> TASK DESCRIPTION:
Return every line of the material below unchanged, leaving out the pictures.

Spatial annotation material
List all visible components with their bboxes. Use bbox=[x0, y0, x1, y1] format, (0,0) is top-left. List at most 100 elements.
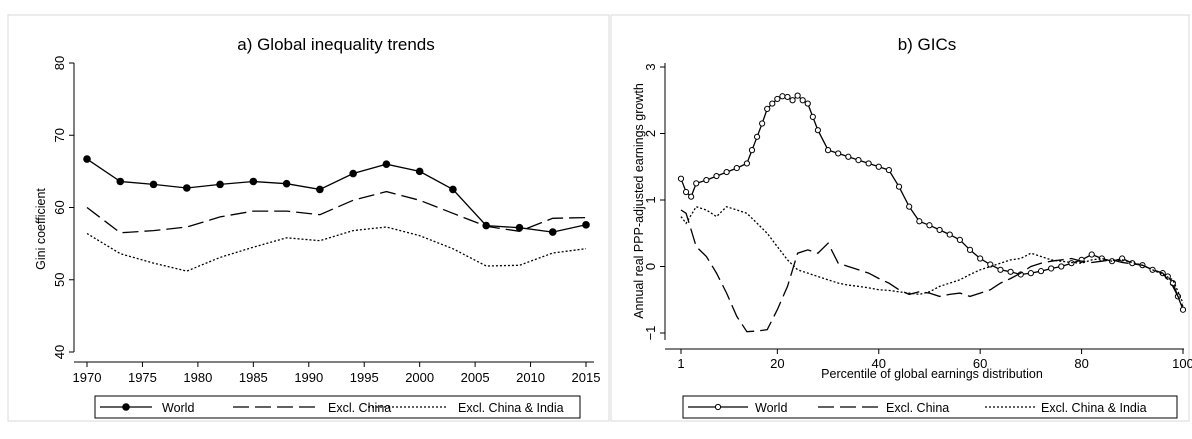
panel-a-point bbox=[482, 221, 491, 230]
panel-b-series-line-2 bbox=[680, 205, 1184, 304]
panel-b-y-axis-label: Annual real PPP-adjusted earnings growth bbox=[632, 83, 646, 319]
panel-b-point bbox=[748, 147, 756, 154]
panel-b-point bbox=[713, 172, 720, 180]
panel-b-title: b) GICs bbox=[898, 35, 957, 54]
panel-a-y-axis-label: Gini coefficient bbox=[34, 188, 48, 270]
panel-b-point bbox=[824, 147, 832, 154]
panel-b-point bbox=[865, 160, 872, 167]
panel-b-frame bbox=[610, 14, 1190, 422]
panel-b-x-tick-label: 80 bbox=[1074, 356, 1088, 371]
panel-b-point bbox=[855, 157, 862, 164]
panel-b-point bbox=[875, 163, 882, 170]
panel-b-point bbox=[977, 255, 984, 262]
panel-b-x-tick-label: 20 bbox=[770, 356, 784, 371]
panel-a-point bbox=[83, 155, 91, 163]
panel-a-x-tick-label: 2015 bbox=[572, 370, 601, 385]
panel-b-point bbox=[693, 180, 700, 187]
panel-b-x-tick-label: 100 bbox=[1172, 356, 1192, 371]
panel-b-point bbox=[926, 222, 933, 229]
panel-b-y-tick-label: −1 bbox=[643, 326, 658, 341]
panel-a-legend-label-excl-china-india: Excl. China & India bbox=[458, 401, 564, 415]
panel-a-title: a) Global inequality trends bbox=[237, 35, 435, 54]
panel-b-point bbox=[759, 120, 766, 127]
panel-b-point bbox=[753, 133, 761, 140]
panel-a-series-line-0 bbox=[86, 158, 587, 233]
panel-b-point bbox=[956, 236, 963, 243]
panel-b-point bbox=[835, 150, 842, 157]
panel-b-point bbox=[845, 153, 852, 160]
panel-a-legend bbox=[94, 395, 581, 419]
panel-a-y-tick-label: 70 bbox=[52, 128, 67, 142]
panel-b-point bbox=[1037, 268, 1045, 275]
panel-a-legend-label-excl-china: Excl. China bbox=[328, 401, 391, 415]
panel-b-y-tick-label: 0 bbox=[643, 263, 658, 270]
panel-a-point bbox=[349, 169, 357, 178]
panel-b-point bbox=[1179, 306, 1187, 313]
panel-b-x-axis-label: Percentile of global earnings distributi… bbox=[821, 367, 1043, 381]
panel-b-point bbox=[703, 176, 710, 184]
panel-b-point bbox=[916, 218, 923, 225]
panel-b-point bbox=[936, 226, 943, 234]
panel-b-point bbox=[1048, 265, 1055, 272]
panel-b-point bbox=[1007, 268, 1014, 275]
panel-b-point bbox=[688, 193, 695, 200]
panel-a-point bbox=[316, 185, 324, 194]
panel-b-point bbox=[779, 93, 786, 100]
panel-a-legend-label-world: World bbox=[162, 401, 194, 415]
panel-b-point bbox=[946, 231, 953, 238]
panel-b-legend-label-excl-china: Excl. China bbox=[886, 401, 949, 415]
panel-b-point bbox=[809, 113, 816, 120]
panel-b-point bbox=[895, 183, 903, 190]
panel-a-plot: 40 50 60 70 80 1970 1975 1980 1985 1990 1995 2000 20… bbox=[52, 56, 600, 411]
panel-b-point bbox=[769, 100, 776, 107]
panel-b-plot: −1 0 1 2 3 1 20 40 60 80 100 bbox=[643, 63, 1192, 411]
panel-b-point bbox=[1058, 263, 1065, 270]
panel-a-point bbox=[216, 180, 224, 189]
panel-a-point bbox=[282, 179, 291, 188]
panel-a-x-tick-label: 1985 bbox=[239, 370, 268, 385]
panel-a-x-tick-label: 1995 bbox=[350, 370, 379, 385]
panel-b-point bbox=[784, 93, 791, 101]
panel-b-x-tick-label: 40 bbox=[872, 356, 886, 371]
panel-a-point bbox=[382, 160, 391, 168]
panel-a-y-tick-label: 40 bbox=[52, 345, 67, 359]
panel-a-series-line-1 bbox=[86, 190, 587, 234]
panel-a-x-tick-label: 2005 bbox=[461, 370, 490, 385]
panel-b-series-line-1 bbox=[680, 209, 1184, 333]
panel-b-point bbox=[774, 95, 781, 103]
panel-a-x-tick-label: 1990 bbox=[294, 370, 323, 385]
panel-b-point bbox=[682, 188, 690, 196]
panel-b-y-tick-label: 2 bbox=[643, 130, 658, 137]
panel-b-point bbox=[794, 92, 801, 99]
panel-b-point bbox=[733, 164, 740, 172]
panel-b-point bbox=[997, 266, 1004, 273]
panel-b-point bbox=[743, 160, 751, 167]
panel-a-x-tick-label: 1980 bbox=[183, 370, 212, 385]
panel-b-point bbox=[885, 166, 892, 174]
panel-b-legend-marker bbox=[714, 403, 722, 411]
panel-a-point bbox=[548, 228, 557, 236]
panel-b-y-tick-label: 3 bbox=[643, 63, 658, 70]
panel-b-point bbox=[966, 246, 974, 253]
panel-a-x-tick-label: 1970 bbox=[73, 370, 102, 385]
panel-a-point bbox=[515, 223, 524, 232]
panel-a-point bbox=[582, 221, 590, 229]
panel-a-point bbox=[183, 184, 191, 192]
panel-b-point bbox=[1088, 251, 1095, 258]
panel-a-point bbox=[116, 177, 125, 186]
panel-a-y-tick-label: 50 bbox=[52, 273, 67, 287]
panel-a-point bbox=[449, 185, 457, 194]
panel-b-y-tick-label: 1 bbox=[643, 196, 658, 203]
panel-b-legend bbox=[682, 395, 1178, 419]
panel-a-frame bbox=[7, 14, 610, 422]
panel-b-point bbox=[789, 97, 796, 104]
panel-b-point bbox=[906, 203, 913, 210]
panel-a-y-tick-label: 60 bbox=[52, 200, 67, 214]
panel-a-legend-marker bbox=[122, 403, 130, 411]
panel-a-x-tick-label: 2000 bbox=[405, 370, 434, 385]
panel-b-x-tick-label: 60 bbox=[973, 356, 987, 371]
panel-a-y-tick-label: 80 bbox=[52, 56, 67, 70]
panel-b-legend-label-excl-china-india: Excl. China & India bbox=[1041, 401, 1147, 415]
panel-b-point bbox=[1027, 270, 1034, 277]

> FINISHED ANSWER:
List all visible components with their bboxes. Use bbox=[x0, y0, x1, y1] format, (0,0) is top-left. List at most 100 elements.
panel-a-point bbox=[482, 221, 491, 230]
panel-b-series-line-2 bbox=[680, 205, 1184, 304]
panel-b-y-axis-label: Annual real PPP-adjusted earnings growth bbox=[632, 83, 646, 319]
panel-b-point bbox=[748, 147, 756, 154]
panel-b-point bbox=[713, 172, 720, 180]
panel-b-title: b) GICs bbox=[898, 35, 957, 54]
panel-a-y-axis-label: Gini coefficient bbox=[34, 188, 48, 270]
panel-b-point bbox=[824, 147, 832, 154]
panel-b-point bbox=[865, 160, 872, 167]
panel-b-frame bbox=[610, 14, 1190, 422]
panel-b-x-tick-label: 80 bbox=[1074, 356, 1088, 371]
panel-b-point bbox=[855, 157, 862, 164]
panel-b-point bbox=[875, 163, 882, 170]
panel-b-point bbox=[977, 255, 984, 262]
panel-b-x-tick-label: 20 bbox=[770, 356, 784, 371]
panel-a-point bbox=[83, 155, 91, 163]
panel-a-x-tick-label: 2015 bbox=[572, 370, 601, 385]
panel-b-point bbox=[693, 180, 700, 187]
panel-b-x-tick-label: 100 bbox=[1172, 356, 1192, 371]
panel-b-point bbox=[926, 222, 933, 229]
panel-b-y-tick-label: −1 bbox=[643, 326, 658, 341]
panel-a-legend-label-excl-china-india: Excl. China & India bbox=[458, 401, 564, 415]
panel-a-title: a) Global inequality trends bbox=[237, 35, 435, 54]
panel-b-point bbox=[759, 120, 766, 127]
panel-b-point bbox=[753, 133, 761, 140]
panel-a-series-line-0 bbox=[86, 158, 587, 233]
panel-b-point bbox=[956, 236, 963, 243]
panel-b-point bbox=[835, 150, 842, 157]
panel-b-point bbox=[845, 153, 852, 160]
panel-a-legend bbox=[94, 395, 581, 419]
panel-a-y-tick-label: 70 bbox=[52, 128, 67, 142]
panel-b-point bbox=[1037, 268, 1045, 275]
panel-a-legend-label-excl-china: Excl. China bbox=[328, 401, 391, 415]
panel-b-y-tick-label: 0 bbox=[643, 263, 658, 270]
panel-a-point bbox=[349, 169, 357, 178]
panel-b-point bbox=[1179, 306, 1187, 313]
panel-b-x-axis-label: Percentile of global earnings distributi… bbox=[821, 367, 1043, 381]
panel-b-point bbox=[703, 176, 710, 184]
panel-b-point bbox=[916, 218, 923, 225]
panel-b-point bbox=[936, 226, 943, 234]
panel-b-point bbox=[1048, 265, 1055, 272]
panel-b-point bbox=[1007, 268, 1014, 275]
panel-b-point bbox=[688, 193, 695, 200]
panel-a-point bbox=[316, 185, 324, 194]
panel-b-point bbox=[779, 93, 786, 100]
panel-a-legend-label-world: World bbox=[162, 401, 194, 415]
panel-b-point bbox=[946, 231, 953, 238]
panel-b-legend-label-excl-china: Excl. China bbox=[886, 401, 949, 415]
panel-b-point bbox=[809, 113, 816, 120]
panel-b-point bbox=[895, 183, 903, 190]
panel-a-plot: 40 50 60 70 80 1970 1975 1980 1985 1990 1995 2000 20… bbox=[52, 56, 600, 411]
panel-b-point bbox=[769, 100, 776, 107]
panel-b-plot: −1 0 1 2 3 1 20 40 60 80 100 bbox=[643, 63, 1192, 411]
panel-b-point bbox=[1058, 263, 1065, 270]
panel-a-point bbox=[216, 180, 224, 189]
panel-a-point bbox=[282, 179, 291, 188]
panel-a-x-tick-label: 1985 bbox=[239, 370, 268, 385]
panel-a-x-tick-label: 1995 bbox=[350, 370, 379, 385]
panel-b-point bbox=[784, 93, 791, 101]
panel-b-x-tick-label: 40 bbox=[872, 356, 886, 371]
panel-a-point bbox=[382, 160, 391, 168]
panel-a-y-tick-label: 40 bbox=[52, 345, 67, 359]
panel-a-series-line-1 bbox=[86, 190, 587, 234]
panel-a-x-tick-label: 2005 bbox=[461, 370, 490, 385]
panel-b-series-line-1 bbox=[680, 209, 1184, 333]
panel-b-point bbox=[774, 95, 781, 103]
panel-a-x-tick-label: 1990 bbox=[294, 370, 323, 385]
panel-b-point bbox=[682, 188, 690, 196]
panel-b-y-tick-label: 2 bbox=[643, 130, 658, 137]
panel-b-point bbox=[794, 92, 801, 99]
panel-b-point bbox=[733, 164, 740, 172]
panel-b-point bbox=[997, 266, 1004, 273]
panel-b-point bbox=[743, 160, 751, 167]
panel-a-x-tick-label: 1980 bbox=[183, 370, 212, 385]
panel-b-point bbox=[885, 166, 892, 174]
panel-b-legend-marker bbox=[714, 403, 722, 411]
panel-a-point bbox=[548, 228, 557, 236]
panel-b-y-tick-label: 3 bbox=[643, 63, 658, 70]
panel-b-point bbox=[966, 246, 974, 253]
panel-a-x-tick-label: 1970 bbox=[73, 370, 102, 385]
panel-a-point bbox=[515, 223, 524, 232]
panel-a-point bbox=[582, 221, 590, 229]
panel-a-point bbox=[183, 184, 191, 192]
panel-b-point bbox=[1088, 251, 1095, 258]
panel-a-point bbox=[116, 177, 125, 186]
panel-a-y-tick-label: 50 bbox=[52, 273, 67, 287]
panel-a-point bbox=[449, 185, 457, 194]
panel-b-y-tick-label: 1 bbox=[643, 196, 658, 203]
panel-b-legend bbox=[682, 395, 1178, 419]
panel-a-frame bbox=[7, 14, 610, 422]
panel-b-point bbox=[789, 97, 796, 104]
panel-b-point bbox=[906, 203, 913, 210]
panel-a-y-tick-label: 60 bbox=[52, 200, 67, 214]
panel-a-legend-marker bbox=[122, 403, 130, 411]
panel-a-x-tick-label: 2000 bbox=[405, 370, 434, 385]
panel-b-x-tick-label: 60 bbox=[973, 356, 987, 371]
panel-a-y-tick-label: 80 bbox=[52, 56, 67, 70]
panel-b-legend-label-excl-china-india: Excl. China & India bbox=[1041, 401, 1147, 415]
panel-b-point bbox=[1027, 270, 1034, 277]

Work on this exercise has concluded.